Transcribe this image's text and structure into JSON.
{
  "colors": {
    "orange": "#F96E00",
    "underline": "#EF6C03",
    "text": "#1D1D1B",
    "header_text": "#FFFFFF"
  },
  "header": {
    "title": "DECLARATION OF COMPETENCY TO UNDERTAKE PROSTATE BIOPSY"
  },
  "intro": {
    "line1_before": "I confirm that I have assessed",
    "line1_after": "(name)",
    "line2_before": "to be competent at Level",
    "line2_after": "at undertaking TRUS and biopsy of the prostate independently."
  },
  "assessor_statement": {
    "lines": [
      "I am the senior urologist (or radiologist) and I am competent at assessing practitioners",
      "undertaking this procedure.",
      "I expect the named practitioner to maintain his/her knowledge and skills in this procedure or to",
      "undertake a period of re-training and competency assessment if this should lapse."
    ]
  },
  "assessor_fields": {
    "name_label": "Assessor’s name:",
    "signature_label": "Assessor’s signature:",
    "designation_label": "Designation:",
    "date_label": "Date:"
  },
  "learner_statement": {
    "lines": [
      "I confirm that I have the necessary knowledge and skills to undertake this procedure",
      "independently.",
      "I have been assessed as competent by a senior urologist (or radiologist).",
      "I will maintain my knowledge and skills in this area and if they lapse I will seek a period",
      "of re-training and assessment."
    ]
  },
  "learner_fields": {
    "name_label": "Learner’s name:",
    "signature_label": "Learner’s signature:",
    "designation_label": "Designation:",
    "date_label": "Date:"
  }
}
━━━━━━━━━━
Return the material in full, exactly as shown.

▶ [Problem solution]
Transcribe this image's text and structure into JSON.
{
  "colors": {
    "orange": "#F96E00",
    "underline": "#EF6C03",
    "text": "#1D1D1B",
    "header_text": "#FFFFFF"
  },
  "header": {
    "title": "DECLARATION OF COMPETENCY TO UNDERTAKE PROSTATE BIOPSY"
  },
  "intro": {
    "line1_before": "I confirm that I have assessed",
    "line1_after": "(name)",
    "line2_before": "to be competent at Level",
    "line2_after": "at undertaking TRUS and biopsy of the prostate independently."
  },
  "assessor_statement": {
    "lines": [
      "I am the senior urologist (or radiologist) and I am competent at assessing practitioners",
      "undertaking this procedure.",
      "I expect the named practitioner to maintain his/her knowledge and skills in this procedure or to",
      "undertake a period of re-training and competency assessment if this should lapse."
    ]
  },
  "assessor_fields": {
    "name_label": "Assessor’s name:",
    "signature_label": "Assessor’s signature:",
    "designation_label": "Designation:",
    "date_label": "Date:"
  },
  "learner_statement": {
    "lines": [
      "I confirm that I have the necessary knowledge and skills to undertake this procedure",
      "independently.",
      "I have been assessed as competent by a senior urologist (or radiologist).",
      "I will maintain my knowledge and skills in this area and if they lapse I will seek a period",
      "of re-training and assessment."
    ]
  },
  "learner_fields": {
    "name_label": "Learner’s name:",
    "signature_label": "Learner’s signature:",
    "designation_label": "Designation:",
    "date_label": "Date:"
  }
}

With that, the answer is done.